--- Begin Data to use ---

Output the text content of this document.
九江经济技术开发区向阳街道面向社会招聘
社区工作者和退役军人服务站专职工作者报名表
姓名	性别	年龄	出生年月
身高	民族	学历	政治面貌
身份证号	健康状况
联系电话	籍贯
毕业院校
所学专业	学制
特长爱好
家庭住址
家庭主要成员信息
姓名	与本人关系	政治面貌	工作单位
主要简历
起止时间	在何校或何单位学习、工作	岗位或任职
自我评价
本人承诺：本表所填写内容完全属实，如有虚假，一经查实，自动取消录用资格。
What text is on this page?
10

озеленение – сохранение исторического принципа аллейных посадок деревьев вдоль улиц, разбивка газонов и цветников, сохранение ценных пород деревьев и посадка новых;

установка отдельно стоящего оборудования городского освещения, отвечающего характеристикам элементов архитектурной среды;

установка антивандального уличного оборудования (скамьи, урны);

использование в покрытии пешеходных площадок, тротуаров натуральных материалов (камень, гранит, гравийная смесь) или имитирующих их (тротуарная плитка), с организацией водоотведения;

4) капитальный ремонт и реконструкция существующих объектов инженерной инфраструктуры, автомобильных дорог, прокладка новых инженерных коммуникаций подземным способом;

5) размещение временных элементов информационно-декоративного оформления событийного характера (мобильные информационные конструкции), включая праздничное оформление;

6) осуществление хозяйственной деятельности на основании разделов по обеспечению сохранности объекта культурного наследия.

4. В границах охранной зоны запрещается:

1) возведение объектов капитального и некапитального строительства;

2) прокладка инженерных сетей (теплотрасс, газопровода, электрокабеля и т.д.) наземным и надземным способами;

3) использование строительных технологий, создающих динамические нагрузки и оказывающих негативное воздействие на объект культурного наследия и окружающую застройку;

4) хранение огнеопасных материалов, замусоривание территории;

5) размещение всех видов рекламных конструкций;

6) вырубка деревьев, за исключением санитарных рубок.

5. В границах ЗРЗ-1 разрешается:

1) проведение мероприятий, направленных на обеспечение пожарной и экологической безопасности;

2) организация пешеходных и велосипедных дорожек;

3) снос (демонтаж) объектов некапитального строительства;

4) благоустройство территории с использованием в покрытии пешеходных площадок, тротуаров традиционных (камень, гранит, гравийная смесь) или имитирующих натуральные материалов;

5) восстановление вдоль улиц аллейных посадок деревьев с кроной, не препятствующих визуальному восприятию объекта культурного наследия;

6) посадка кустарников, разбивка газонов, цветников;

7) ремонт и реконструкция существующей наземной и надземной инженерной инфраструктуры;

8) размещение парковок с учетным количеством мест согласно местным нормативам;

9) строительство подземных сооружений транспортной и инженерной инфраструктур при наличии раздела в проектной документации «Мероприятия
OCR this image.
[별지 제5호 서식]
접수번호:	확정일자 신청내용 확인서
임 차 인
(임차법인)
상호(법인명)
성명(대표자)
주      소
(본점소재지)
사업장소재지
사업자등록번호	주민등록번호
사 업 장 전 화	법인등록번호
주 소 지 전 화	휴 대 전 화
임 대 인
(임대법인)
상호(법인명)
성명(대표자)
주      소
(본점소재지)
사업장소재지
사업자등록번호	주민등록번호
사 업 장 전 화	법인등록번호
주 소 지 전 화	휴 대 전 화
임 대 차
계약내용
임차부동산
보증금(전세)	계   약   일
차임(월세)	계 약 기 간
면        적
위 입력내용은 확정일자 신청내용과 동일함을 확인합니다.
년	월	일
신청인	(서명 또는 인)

--- End Data to use ---

**Work instructions**. From the entries, copy out each line containing the word "вдоль".

**Full answer**.
озеленение – сохранение исторического принципа аллейных посадок деревьев вдоль улиц, разбивка газонов и цветников, сохранение ценных пород деревьев и посадка новых;
5) восстановление вдоль улиц аллейных посадок деревьев с кроной, не препятствующих визуальному восприятию объекта культурного наследия;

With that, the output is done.